* [TEXT UNDER STUDY]:
2nd Lecture : Naxalism and the Print Media
Dr. Saima Saeed, Associate Professor at Centre for Culture, Media and Governance, Jamia Millia Islamia spoke on “Naxalism and the Print media”. She made a comparison of the newspapers and news magazine reports and articles, covering the news on Naxalism. The assassination of Congress Party’s politician V. C. Shukla and Salwa Judum’s founder Mahendra Karma on the 25th of May 2013 attracted attention of the media and the common people at large.
Analyzing the news reportage and editorial pieces in some of the leading newspapers of the country, the talk looked at how the news media are central to creating a certain kind of public opinion on the issue. The frame of conflict and violence was found to be the pre-dominant focus to the obscuring of the development, human rights and the rights of the tribals. This straight-jacketed coverage by the Press tended to over-simplify an otherwise complex issue while resorting to a certain degree of mythification and romanticism of the same.
News texts in their editorializing, politics of sourcing and salience of information failed to act as a countervailing force in so far as to question the use of violence by the State against its own citizens or even to problematize the frame to understand the essential difference in the violence of the strong and the violence of the weak. A Critical Discourse Analysis of some of these ‘texts’ allow us to investigate the relations between media and power on the one hand and the use of media as tools of consensus-generation for the political and capitalist elites on the other.
3rd Lecture : News and the Politics of Ethics
Sandeep Bhushan, Project Fellow, Tracking Access under Digitalisation Project, Centre for Culture, Media and Governance, Jamia Millia Islamia, gave a talk on “News and the politics of Ethics”. He said, there is nothing called as objectivity in journalism. The objectives of journalism is to be a rigorous watchdog of the powerful and influential, to provide wide range of informed views and to avoid deception in facts and permit the truth at the top.

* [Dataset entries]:
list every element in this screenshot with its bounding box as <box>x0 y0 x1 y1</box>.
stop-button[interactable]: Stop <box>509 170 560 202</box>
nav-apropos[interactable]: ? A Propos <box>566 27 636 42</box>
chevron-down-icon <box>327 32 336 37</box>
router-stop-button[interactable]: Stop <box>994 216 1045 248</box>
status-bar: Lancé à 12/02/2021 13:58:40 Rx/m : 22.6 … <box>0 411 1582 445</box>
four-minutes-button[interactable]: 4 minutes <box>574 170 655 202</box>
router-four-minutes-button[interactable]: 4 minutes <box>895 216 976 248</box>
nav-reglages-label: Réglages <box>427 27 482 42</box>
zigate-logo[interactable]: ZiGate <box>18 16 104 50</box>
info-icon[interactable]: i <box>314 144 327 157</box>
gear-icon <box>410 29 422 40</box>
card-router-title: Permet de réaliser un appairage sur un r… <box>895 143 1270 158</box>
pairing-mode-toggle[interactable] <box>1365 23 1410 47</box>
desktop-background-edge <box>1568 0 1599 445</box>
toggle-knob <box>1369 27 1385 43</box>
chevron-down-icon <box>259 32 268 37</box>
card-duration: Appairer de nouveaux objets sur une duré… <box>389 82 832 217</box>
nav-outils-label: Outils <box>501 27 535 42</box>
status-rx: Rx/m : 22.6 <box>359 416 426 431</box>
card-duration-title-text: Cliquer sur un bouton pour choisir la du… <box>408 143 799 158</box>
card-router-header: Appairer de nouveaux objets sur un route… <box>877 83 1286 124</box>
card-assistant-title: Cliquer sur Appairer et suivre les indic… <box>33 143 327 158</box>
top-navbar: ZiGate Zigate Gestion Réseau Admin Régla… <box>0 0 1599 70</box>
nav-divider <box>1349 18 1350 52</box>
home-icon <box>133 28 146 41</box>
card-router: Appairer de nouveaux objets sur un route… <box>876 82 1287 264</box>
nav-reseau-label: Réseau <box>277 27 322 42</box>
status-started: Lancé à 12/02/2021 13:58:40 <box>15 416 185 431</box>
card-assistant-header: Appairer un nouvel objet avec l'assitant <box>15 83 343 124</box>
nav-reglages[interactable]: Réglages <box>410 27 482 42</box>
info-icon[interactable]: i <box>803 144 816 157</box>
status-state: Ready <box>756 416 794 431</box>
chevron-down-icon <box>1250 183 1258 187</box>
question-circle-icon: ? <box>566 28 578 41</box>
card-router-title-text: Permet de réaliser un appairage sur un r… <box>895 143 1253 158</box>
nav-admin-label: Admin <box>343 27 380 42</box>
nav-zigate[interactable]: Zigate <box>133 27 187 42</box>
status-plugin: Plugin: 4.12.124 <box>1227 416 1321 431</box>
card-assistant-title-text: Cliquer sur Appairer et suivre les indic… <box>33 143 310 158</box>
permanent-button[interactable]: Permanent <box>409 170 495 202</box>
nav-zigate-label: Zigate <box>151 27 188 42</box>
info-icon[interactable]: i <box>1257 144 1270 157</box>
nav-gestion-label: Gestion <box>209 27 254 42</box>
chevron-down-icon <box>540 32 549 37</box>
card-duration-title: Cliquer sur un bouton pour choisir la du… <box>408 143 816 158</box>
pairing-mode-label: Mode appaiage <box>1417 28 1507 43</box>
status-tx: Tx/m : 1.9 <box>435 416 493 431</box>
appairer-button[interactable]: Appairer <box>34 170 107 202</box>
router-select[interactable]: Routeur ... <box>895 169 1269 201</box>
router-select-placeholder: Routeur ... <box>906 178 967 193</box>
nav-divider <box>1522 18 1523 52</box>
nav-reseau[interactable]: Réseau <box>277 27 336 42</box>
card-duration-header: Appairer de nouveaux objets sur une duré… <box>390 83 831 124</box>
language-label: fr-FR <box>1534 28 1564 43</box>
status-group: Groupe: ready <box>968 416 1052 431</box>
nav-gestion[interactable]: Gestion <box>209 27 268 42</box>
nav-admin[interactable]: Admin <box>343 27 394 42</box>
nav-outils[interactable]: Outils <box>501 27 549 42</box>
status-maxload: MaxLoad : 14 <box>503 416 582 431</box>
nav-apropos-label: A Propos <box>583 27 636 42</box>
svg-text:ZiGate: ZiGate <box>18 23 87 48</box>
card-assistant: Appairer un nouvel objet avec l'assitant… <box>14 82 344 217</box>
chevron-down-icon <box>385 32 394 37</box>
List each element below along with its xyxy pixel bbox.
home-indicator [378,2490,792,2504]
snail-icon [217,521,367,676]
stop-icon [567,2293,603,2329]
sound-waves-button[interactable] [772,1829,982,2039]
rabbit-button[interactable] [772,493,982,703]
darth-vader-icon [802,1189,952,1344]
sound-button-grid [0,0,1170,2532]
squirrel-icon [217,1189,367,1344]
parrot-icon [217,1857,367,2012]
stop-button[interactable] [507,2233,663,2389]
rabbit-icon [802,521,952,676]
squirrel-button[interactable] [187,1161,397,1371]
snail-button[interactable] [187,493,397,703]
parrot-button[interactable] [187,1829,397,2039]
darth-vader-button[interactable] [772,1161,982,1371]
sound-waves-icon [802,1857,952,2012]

* [WHAT YOU WILL DO]:
1 - Reproduce the stretch of the lecture summaries from "Analyzing the news" through "of the same.".
2 - Name every person mentioned in the lecture summaries.
3 - Continue the lecture summaries from where they stop.
The entries have nothing to do with this.

* [RESULTS OF THE TASKS]:
1 -
Analyzing the news reportage and editorial pieces in some of the leading newspapers of the country, the talk looked at how the news media are central to creating a certain kind of public opinion on the issue. The frame of conflict and violence was found to be the pre-dominant focus to the obscuring of the development, human rights and the rights of the tribals. This straight-jacketed coverage by the Press tended to over-simplify an otherwise complex issue while resorting to a certain degree of mythification and romanticism of the same.

2 - Dr. Saima Saeed, V. C. Shukla, Mahendra Karma, Sandeep Bhushan

3 -
The ethics in journalism are comprised of dos and don’ts. The gatekeeper regulates the flow of information. It has made certain norms within the industry regarding the content and selection of the news items, for example not to show the name of a sexual molestation victim. News is a serious business and it should not be taken as any other products like toothpaste or shampoo. The editors and the reporters once happen to be the core of any news enterprise, but the meltdown of 2008 has devalued their importance. Now the news channels are owned by the big corporate organizations, which regulate the content according to their business and political affiliations.
As news channels are driven by advertisements, it is somewhat mandatory for it to run for only sensation-driven news. Earlier there used to be two minute news clips with voiceover in any news feature, now they run any event continuously, without making any analysis of it. A large number of veteran journalists have been shown the outside gate by their media bosses. The young journalists, who have replaced them, just do the talking sans thinking. The notion of ‘Breaking News’ has transformed the journalism into an insensitive profession. A media professional can go to any extent for a scoop, like to manipulate a crowd to assault a lady or to blackmail a politician for extortion. The eclipse of editor and reporter from the galaxy of media has made the news industry into an advertisement business, with news in the gaps.